SET TASK:
Write out each line exactly as given. Leave the pictures out of your copy.
#### MATERIAL SUPPLIED ####
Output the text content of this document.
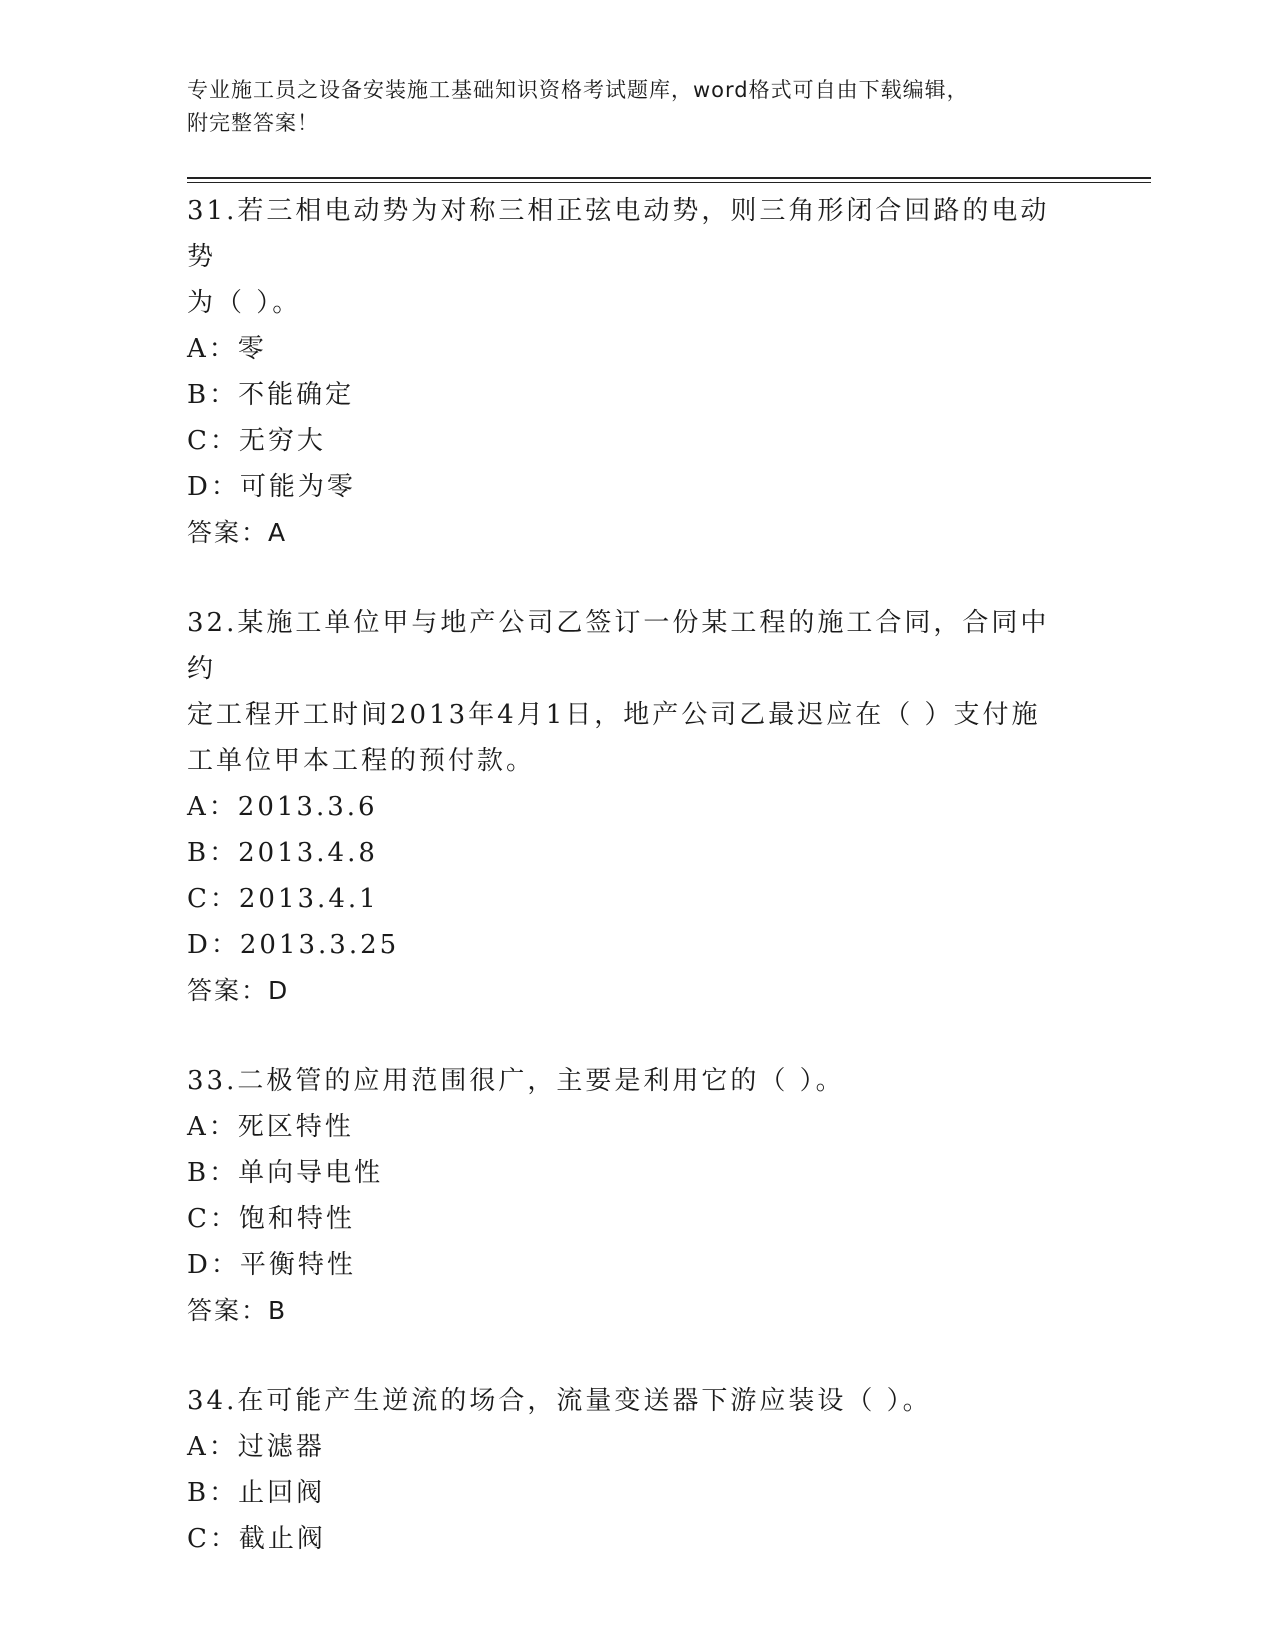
专业施工员之设备安装施工基础知识资格考试题库，word格式可自由下载编辑，
附完整答案！

31.若三相电动势为对称三相正弦电动势，则三角形闭合回路的电动势

为（ ）。

A：零

B：不能确定

C：无穷大

D：可能为零

答案：A

32.某施工单位甲与地产公司乙签订一份某工程的施工合同，合同中约

定工程开工时间2013年4月1日，地产公司乙最迟应在（ ）支付施

工单位甲本工程的预付款。

A：2013.3.6

B：2013.4.8

C：2013.4.1

D：2013.3.25

答案：D

33.二极管的应用范围很广，主要是利用它的（ ）。

A：死区特性

B：单向导电性

C：饱和特性

D：平衡特性

答案：B

34.在可能产生逆流的场合，流量变送器下游应装设（ ）。

A：过滤器

B：止回阀

C：截止阀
####
ANSWER FOR THE TASK:
Output the text content of this document.
专业施工员之设备安装施工基础知识资格考试题库，word格式可自由下载编辑，
附完整答案！

31.若三相电动势为对称三相正弦电动势，则三角形闭合回路的电动势

为（ ）。

A：零

B：不能确定

C：无穷大

D：可能为零

答案：A

32.某施工单位甲与地产公司乙签订一份某工程的施工合同，合同中约

定工程开工时间2013年4月1日，地产公司乙最迟应在（ ）支付施

工单位甲本工程的预付款。

A：2013.3.6

B：2013.4.8

C：2013.4.1

D：2013.3.25

答案：D

33.二极管的应用范围很广，主要是利用它的（ ）。

A：死区特性

B：单向导电性

C：饱和特性

D：平衡特性

答案：B

34.在可能产生逆流的场合，流量变送器下游应装设（ ）。

A：过滤器

B：止回阀

C：截止阀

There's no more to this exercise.